-- begin --
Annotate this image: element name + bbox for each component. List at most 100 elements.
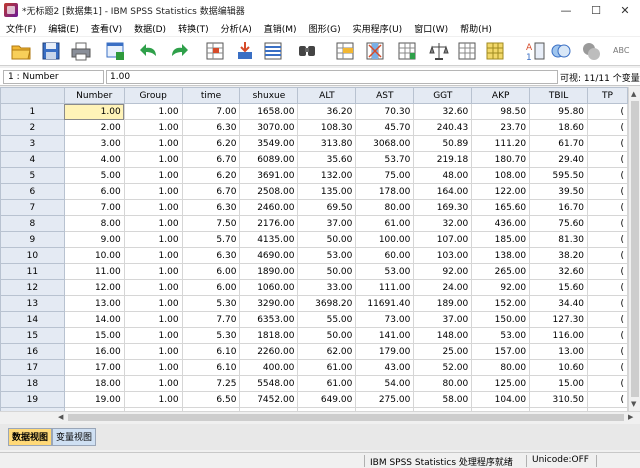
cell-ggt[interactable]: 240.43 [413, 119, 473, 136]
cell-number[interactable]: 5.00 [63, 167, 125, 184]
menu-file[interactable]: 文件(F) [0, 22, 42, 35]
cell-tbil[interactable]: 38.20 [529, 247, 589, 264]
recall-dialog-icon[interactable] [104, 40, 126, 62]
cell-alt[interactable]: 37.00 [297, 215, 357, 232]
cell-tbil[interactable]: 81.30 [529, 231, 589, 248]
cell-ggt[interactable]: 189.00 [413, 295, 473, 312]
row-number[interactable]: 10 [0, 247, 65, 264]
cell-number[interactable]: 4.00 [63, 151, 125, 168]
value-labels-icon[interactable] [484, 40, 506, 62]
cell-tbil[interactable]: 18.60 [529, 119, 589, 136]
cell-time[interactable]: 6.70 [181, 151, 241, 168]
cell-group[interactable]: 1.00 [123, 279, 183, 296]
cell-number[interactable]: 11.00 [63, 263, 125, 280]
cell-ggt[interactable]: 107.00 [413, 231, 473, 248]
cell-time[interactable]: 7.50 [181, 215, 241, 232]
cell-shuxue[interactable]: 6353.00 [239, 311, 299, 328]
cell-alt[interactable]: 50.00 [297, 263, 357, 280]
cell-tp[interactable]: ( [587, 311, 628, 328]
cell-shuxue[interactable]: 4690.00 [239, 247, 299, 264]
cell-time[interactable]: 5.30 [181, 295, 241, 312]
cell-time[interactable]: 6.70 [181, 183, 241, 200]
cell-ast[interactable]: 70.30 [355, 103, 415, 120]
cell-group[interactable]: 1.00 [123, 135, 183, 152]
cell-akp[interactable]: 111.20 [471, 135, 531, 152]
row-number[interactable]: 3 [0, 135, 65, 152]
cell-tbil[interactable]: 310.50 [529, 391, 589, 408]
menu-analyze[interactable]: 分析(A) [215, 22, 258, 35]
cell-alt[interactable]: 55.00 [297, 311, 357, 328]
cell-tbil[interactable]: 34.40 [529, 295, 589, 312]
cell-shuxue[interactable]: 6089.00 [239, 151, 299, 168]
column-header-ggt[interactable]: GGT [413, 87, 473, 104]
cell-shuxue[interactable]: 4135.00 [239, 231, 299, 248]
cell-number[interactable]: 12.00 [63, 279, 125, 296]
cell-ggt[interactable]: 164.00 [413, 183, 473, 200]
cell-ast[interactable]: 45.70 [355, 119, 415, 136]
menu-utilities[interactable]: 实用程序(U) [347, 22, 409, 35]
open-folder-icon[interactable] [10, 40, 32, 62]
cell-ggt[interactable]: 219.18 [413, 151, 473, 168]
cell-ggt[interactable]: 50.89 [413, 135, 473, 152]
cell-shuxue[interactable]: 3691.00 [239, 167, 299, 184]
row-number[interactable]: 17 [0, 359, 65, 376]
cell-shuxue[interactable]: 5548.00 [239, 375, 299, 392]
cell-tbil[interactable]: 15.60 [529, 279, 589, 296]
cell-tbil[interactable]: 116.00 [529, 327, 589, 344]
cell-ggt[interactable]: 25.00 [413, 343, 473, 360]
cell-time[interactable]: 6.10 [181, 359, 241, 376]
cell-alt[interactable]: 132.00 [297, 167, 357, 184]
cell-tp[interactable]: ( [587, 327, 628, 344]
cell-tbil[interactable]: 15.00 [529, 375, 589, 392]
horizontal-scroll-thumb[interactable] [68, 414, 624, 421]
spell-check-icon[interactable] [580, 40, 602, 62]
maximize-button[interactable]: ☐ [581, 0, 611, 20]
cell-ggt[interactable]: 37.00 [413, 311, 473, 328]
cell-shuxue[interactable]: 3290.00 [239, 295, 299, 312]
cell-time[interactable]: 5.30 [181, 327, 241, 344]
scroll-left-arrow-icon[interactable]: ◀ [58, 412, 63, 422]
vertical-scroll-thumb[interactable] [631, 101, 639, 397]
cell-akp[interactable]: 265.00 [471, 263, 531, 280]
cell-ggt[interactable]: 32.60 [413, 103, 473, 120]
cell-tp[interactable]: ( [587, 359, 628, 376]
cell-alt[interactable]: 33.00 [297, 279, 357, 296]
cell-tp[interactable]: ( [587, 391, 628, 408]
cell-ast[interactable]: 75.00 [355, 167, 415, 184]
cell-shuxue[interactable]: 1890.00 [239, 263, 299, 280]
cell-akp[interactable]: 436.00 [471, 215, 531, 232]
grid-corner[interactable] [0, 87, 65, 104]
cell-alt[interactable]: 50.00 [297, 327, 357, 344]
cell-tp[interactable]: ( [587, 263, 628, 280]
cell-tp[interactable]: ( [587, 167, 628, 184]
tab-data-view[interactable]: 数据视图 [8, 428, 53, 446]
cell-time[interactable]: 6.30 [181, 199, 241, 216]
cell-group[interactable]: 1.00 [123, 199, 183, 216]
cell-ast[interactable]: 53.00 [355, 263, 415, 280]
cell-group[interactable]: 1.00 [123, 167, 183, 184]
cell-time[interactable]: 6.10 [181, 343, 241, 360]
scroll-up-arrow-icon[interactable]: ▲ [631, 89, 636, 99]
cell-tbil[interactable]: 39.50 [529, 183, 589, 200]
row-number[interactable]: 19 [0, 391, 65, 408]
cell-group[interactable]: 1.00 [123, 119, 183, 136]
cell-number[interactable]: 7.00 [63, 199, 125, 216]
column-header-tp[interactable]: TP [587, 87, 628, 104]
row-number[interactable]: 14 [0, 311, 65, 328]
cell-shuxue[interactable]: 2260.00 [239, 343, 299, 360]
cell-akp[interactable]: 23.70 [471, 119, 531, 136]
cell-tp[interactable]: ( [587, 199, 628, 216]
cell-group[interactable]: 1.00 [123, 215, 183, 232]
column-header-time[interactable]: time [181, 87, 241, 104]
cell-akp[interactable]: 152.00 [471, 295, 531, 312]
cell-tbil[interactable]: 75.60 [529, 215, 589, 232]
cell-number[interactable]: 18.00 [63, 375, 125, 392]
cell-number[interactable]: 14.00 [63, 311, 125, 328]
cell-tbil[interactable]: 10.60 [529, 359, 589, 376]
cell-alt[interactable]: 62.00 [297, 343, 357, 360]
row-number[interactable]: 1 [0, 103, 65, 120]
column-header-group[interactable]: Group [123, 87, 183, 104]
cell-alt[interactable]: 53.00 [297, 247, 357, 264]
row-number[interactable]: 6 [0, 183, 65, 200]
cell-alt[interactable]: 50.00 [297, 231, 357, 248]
-- end --
| Problem |
Copy out the lines of the items verbatim, starting at the line containing "cell-ggt[interactable]: 240.43 [413, 119, 473, 136]" and continuing up to and including the line containing "cell-shuxue[interactable]: 3691.00 [239, 167, 299, 184]".

| Answer to this task |
cell-ggt[interactable]: 240.43 [413, 119, 473, 136]
cell-number[interactable]: 5.00 [63, 167, 125, 184]
menu-file[interactable]: 文件(F) [0, 22, 42, 35]
cell-tbil[interactable]: 38.20 [529, 247, 589, 264]
recall-dialog-icon[interactable] [104, 40, 126, 62]
cell-alt[interactable]: 37.00 [297, 215, 357, 232]
cell-tbil[interactable]: 81.30 [529, 231, 589, 248]
cell-ggt[interactable]: 189.00 [413, 295, 473, 312]
row-number[interactable]: 10 [0, 247, 65, 264]
cell-number[interactable]: 4.00 [63, 151, 125, 168]
value-labels-icon[interactable] [484, 40, 506, 62]
cell-tbil[interactable]: 18.60 [529, 119, 589, 136]
cell-time[interactable]: 6.70 [181, 151, 241, 168]
cell-group[interactable]: 1.00 [123, 279, 183, 296]
cell-number[interactable]: 11.00 [63, 263, 125, 280]
cell-ggt[interactable]: 107.00 [413, 231, 473, 248]
cell-time[interactable]: 7.50 [181, 215, 241, 232]
cell-shuxue[interactable]: 6353.00 [239, 311, 299, 328]
cell-alt[interactable]: 50.00 [297, 263, 357, 280]
cell-tp[interactable]: ( [587, 311, 628, 328]
cell-shuxue[interactable]: 4690.00 [239, 247, 299, 264]
cell-time[interactable]: 5.30 [181, 295, 241, 312]
cell-time[interactable]: 6.70 [181, 183, 241, 200]
cell-ast[interactable]: 70.30 [355, 103, 415, 120]
cell-group[interactable]: 1.00 [123, 135, 183, 152]
cell-akp[interactable]: 111.20 [471, 135, 531, 152]
row-number[interactable]: 3 [0, 135, 65, 152]
cell-tbil[interactable]: 310.50 [529, 391, 589, 408]
menu-analyze[interactable]: 分析(A) [215, 22, 258, 35]
cell-alt[interactable]: 55.00 [297, 311, 357, 328]
cell-tbil[interactable]: 34.40 [529, 295, 589, 312]
cell-shuxue[interactable]: 6089.00 [239, 151, 299, 168]
column-header-ggt[interactable]: GGT [413, 87, 473, 104]
cell-shuxue[interactable]: 4135.00 [239, 231, 299, 248]
cell-number[interactable]: 12.00 [63, 279, 125, 296]
cell-ggt[interactable]: 164.00 [413, 183, 473, 200]
cell-ast[interactable]: 45.70 [355, 119, 415, 136]
menu-utilities[interactable]: 实用程序(U) [347, 22, 409, 35]
open-folder-icon[interactable] [10, 40, 32, 62]
cell-ggt[interactable]: 219.18 [413, 151, 473, 168]
cell-ggt[interactable]: 50.89 [413, 135, 473, 152]
cell-shuxue[interactable]: 3691.00 [239, 167, 299, 184]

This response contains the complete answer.